> _Instructions to follow_:
Extract the records below word for word and ignore the images.

> _Dataset extract_:
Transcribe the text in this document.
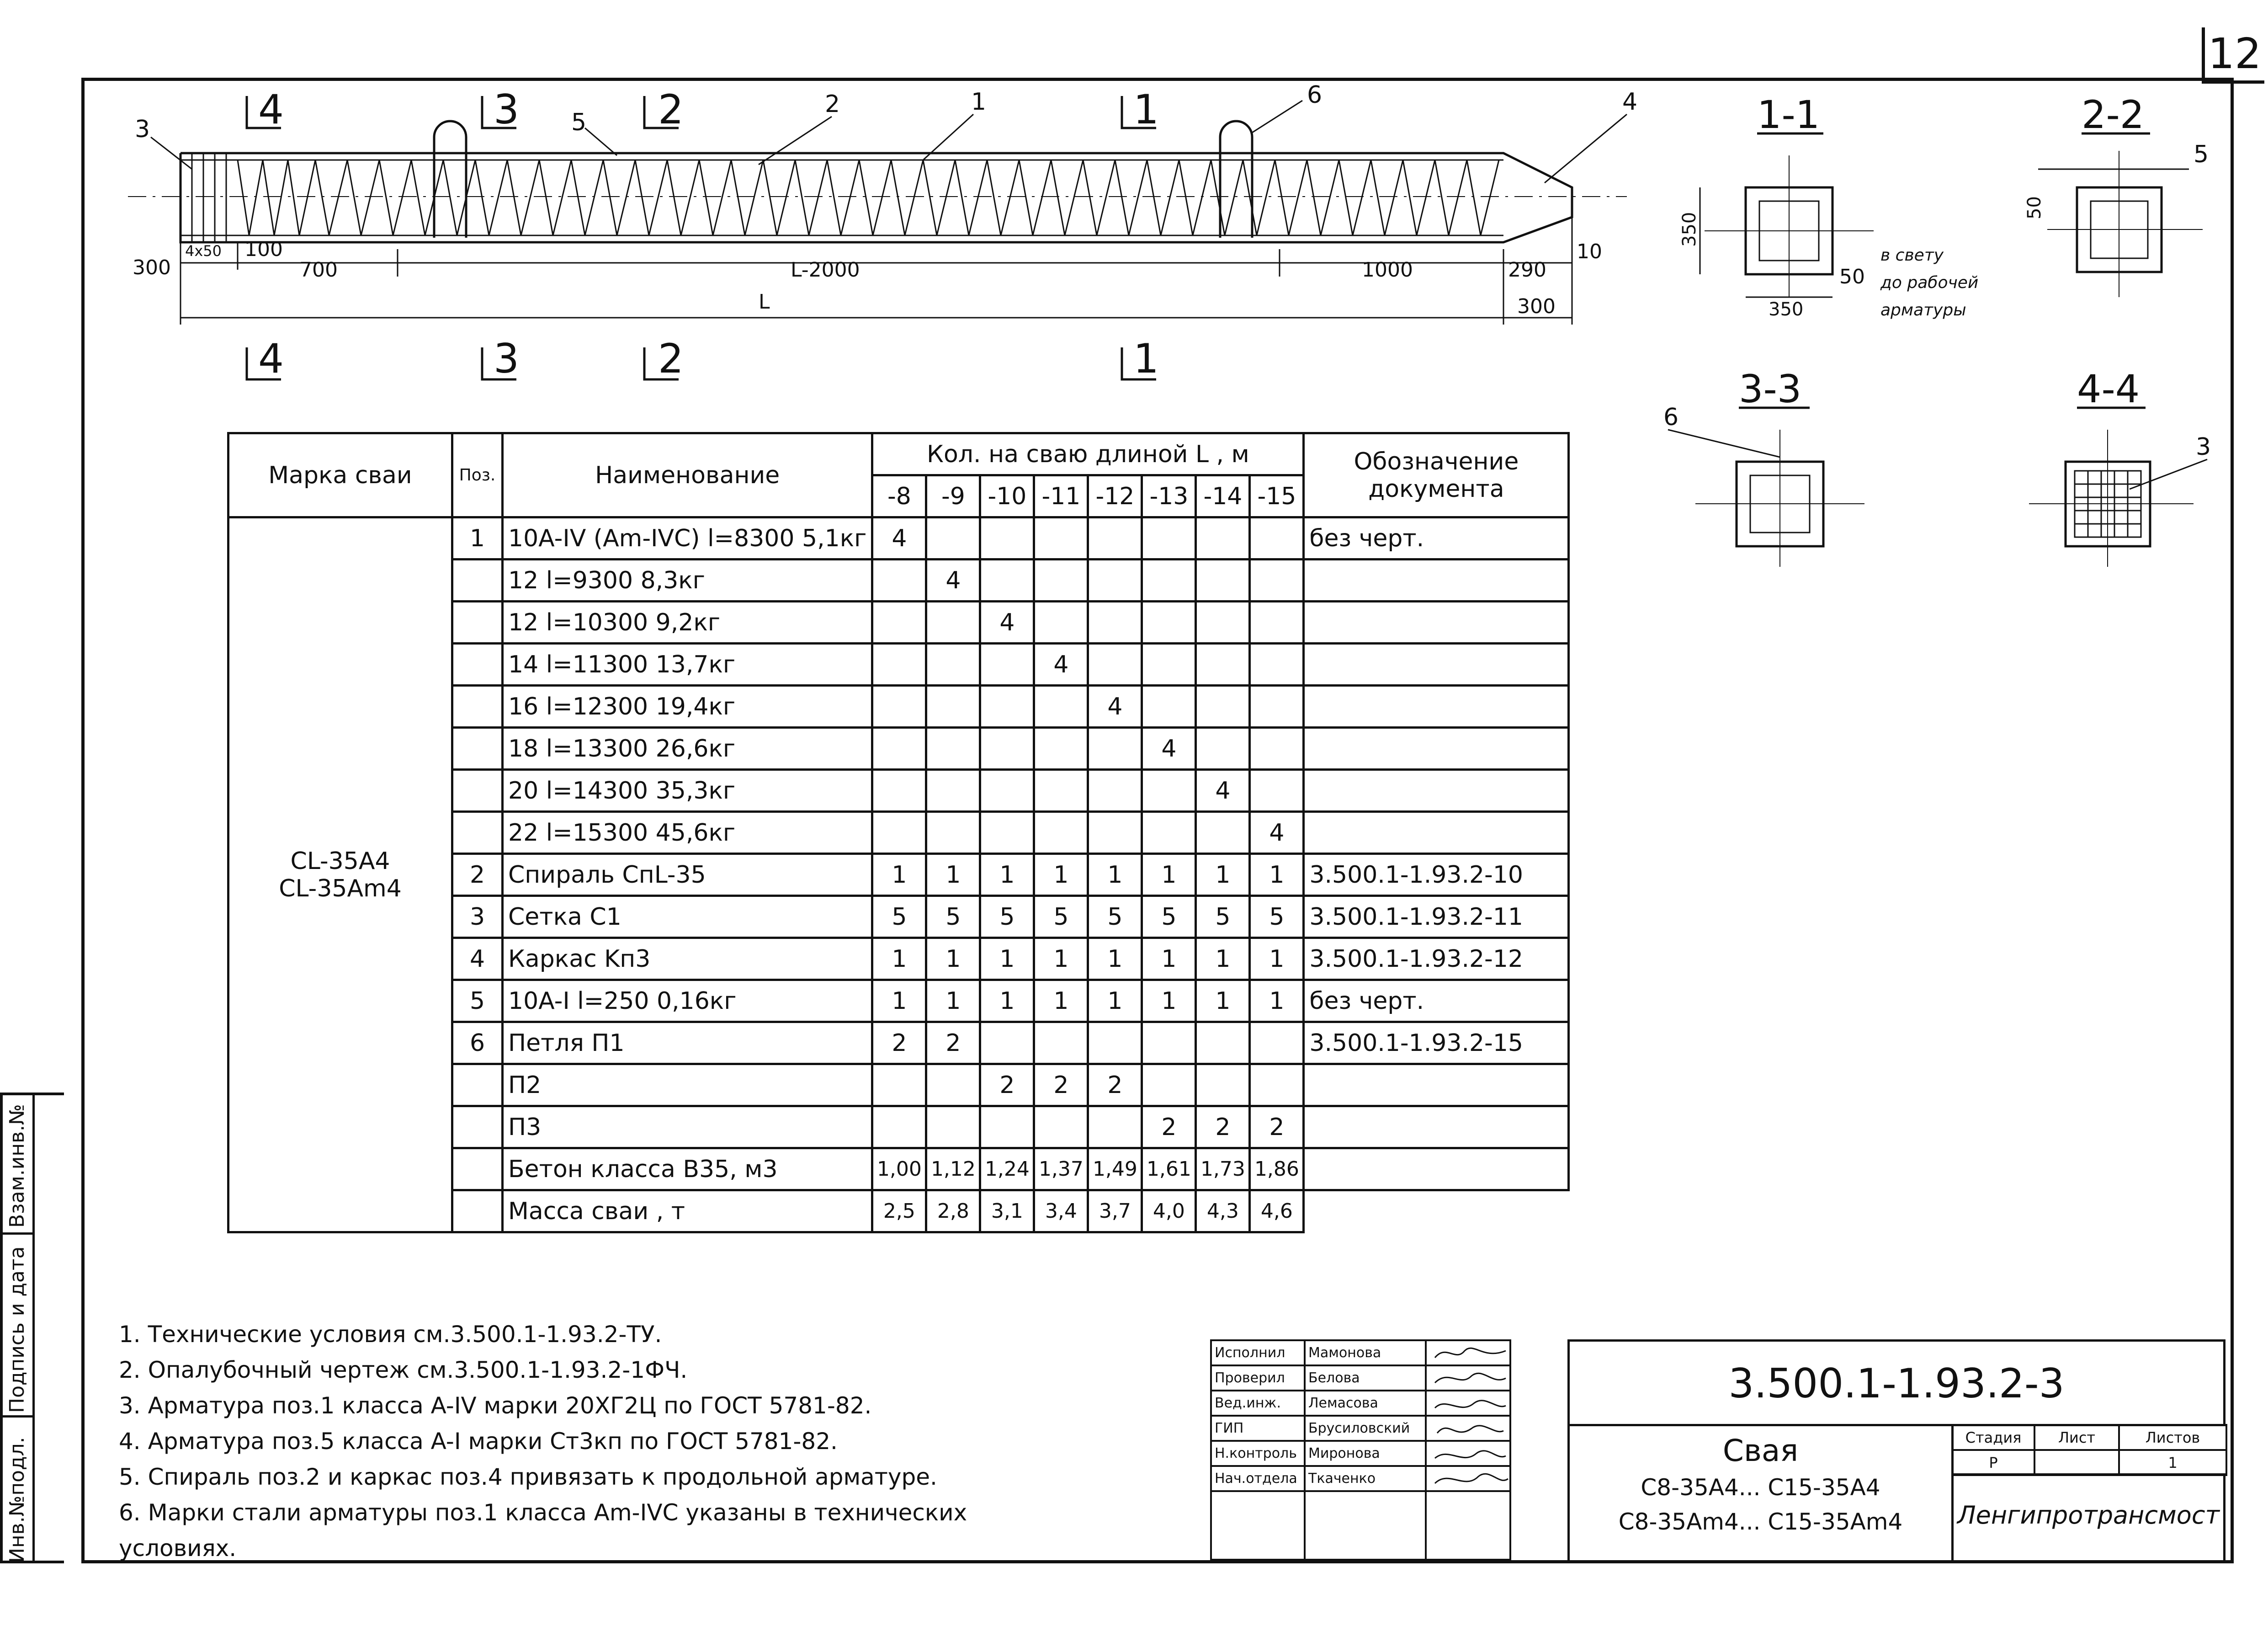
12
Взам.инв.№
Подпись и дата
Инв.№подл.
3	5
2	1	6	4
4	3	2	1
4	3	2	1
300
4x50 100
700	L-2000	1000	290
10
L	300
1-1
350
350
50
в свету
до рабочей
арматуры
2-2
50
5
3-3
6
4-4
3
Марка сваи	Поз.	Наименование	Кол. на сваю длиной L , м								Обозначение документа
			-8	-9	-10	-11	-12	-13	-14	-15	

CL-35A4
CL-35Am4	1	10A-IV (Am-IVC) l=8300 5,1кг	4								без черт.
		12 l=9300 8,3кг		4							
		12 l=10300 9,2кг			4						
		14 l=11300 13,7кг				4					
		16 l=12300 19,4кг					4				
		18 l=13300 26,6кг						4			
		20 l=14300 35,3кг							4		
		22 l=15300 45,6кг								4	
	2	Спираль CпL-35	1	1	1	1	1	1	1	1	3.500.1-1.93.2-10
	3	Сетка C1	5	5	5	5	5	5	5	5	3.500.1-1.93.2-11
	4	Каркас Kп3	1	1	1	1	1	1	1	1	3.500.1-1.93.2-12
	5	10A-I l=250 0,16кг	1	1	1	1	1	1	1	1	без черт.
	6	Петля П1	2	2							3.500.1-1.93.2-15
		П2			2	2	2				
		П3						2	2	2	
		Бетон класса B35, м3	1,00	1,12	1,24	1,37	1,49	1,61	1,73	1,86	
		Масса сваи , т	2,5	2,8	3,1	3,4	3,7	4,0	4,3	4,6	
1. Технические условия см.3.500.1-1.93.2-ТУ.
2. Опалубочный чертеж см.3.500.1-1.93.2-1ФЧ.
3. Арматура поз.1 класса A-IV марки 20ХГ2Ц по ГОСТ 5781-82.
4. Арматура поз.5 класса A-I марки Ст3кп по ГОСТ 5781-82.
5. Спираль поз.2 и каркас поз.4 привязать к продольной арматуре.
6. Марки стали арматуры поз.1 класса Am-IVC указаны в технических
условиях.
Исполнил	Мамонова	
Проверил	Белова	
Вед.инж.	Лемасова	
ГИП	Брусиловский	
Н.контроль	Миронова	
Нач.отдела	Ткаченко	

3.500.1-1.93.2-3
Свая
C8-35A4... C15-35A4
C8-35Am4... C15-35Am4
Стадия	Лист	Листов
P		1
Ленгипротрансмост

> _Task result_:
Transcribe the text in this document.
12
Взам.инв.№
Подпись и дата
Инв.№подл.
3	5
2	1	6	4
4	3	2	1
4	3	2	1
300
4x50 100
700	L-2000	1000	290
10
L	300
1-1
350
350
50
в свету
до рабочей
арматуры
2-2
50
5
3-3
6
4-4
3
Марка сваи	Поз.	Наименование	Кол. на сваю длиной L , м								Обозначение документа
			-8	-9	-10	-11	-12	-13	-14	-15	

CL-35A4
CL-35Am4	1	10A-IV (Am-IVC) l=8300 5,1кг	4								без черт.
		12 l=9300 8,3кг		4							
		12 l=10300 9,2кг			4						
		14 l=11300 13,7кг				4					
		16 l=12300 19,4кг					4				
		18 l=13300 26,6кг						4			
		20 l=14300 35,3кг							4		
		22 l=15300 45,6кг								4	
	2	Спираль CпL-35	1	1	1	1	1	1	1	1	3.500.1-1.93.2-10
	3	Сетка C1	5	5	5	5	5	5	5	5	3.500.1-1.93.2-11
	4	Каркас Kп3	1	1	1	1	1	1	1	1	3.500.1-1.93.2-12
	5	10A-I l=250 0,16кг	1	1	1	1	1	1	1	1	без черт.
	6	Петля П1	2	2							3.500.1-1.93.2-15
		П2			2	2	2				
		П3						2	2	2	
		Бетон класса B35, м3	1,00	1,12	1,24	1,37	1,49	1,61	1,73	1,86	
		Масса сваи , т	2,5	2,8	3,1	3,4	3,7	4,0	4,3	4,6	
1. Технические условия см.3.500.1-1.93.2-ТУ.
2. Опалубочный чертеж см.3.500.1-1.93.2-1ФЧ.
3. Арматура поз.1 класса A-IV марки 20ХГ2Ц по ГОСТ 5781-82.
4. Арматура поз.5 класса A-I марки Ст3кп по ГОСТ 5781-82.
5. Спираль поз.2 и каркас поз.4 привязать к продольной арматуре.
6. Марки стали арматуры поз.1 класса Am-IVC указаны в технических
условиях.
Исполнил	Мамонова	
Проверил	Белова	
Вед.инж.	Лемасова	
ГИП	Брусиловский	
Н.контроль	Миронова	
Нач.отдела	Ткаченко	

3.500.1-1.93.2-3
Свая
C8-35A4... C15-35A4
C8-35Am4... C15-35Am4
Стадия	Лист	Листов
P		1
Ленгипротрансмост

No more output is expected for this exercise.